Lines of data
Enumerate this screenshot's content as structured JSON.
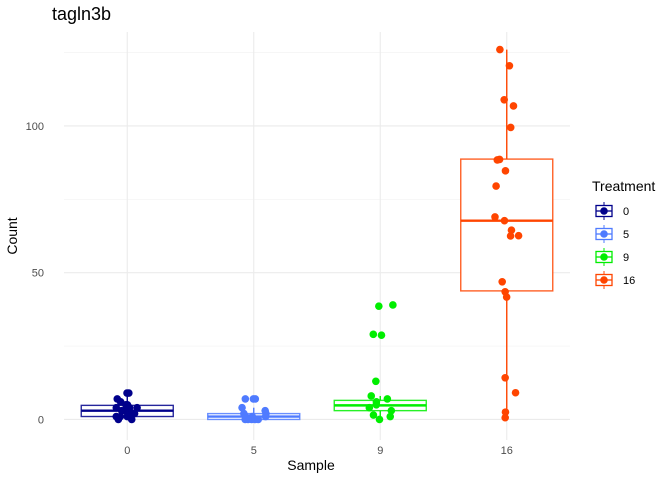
{
  "chart_data": {
    "type": "boxplot",
    "title": "tagln3b",
    "xlabel": "Sample",
    "ylabel": "Count",
    "categories": [
      "0",
      "5",
      "9",
      "16"
    ],
    "yticks": [
      0,
      50,
      100
    ],
    "ytick_labels": [
      "0",
      "50",
      "100"
    ],
    "ylim": [
      -7,
      132
    ],
    "grid": true,
    "legend": {
      "title": "Treatment",
      "position": "right",
      "entries": [
        "0",
        "5",
        "9",
        "16"
      ]
    },
    "series": [
      {
        "name": "0",
        "color": "#00008B",
        "box": {
          "q1": 1,
          "median": 3,
          "q3": 4.8,
          "whisker_low": 0,
          "whisker_high": 9
        },
        "points": [
          9,
          9,
          7,
          6,
          5,
          5,
          4,
          4,
          4,
          3,
          3,
          2,
          2,
          1,
          1,
          1,
          0,
          0
        ]
      },
      {
        "name": "5",
        "color": "#4F7BFF",
        "box": {
          "q1": 0,
          "median": 1,
          "q3": 2,
          "whisker_low": 0,
          "whisker_high": 4
        },
        "points": [
          7,
          7,
          7,
          4,
          3,
          2,
          2,
          1,
          1,
          1,
          0,
          0,
          0,
          0,
          0
        ]
      },
      {
        "name": "9",
        "color": "#00EE00",
        "box": {
          "q1": 3,
          "median": 4.8,
          "q3": 6.5,
          "whisker_low": 0,
          "whisker_high": 8
        },
        "points": [
          39,
          38.6,
          29,
          28.7,
          13,
          8,
          7,
          6,
          5,
          4,
          3,
          1.5,
          1,
          0
        ]
      },
      {
        "name": "16",
        "color": "#FF4500",
        "box": {
          "q1": 43.8,
          "median": 67.7,
          "q3": 88.7,
          "whisker_low": 0.6,
          "whisker_high": 126
        },
        "points": [
          126,
          120.5,
          108.9,
          106.8,
          99.5,
          88.4,
          88.6,
          84.7,
          79.5,
          69,
          67.7,
          64.5,
          62.5,
          62.6,
          46.9,
          43.5,
          41.7,
          14.2,
          9.1,
          2.5,
          0.6
        ]
      }
    ]
  }
}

SET TASK -
Write down the number of lines where the word "median" appears, and nothing further.

ANSWER -
4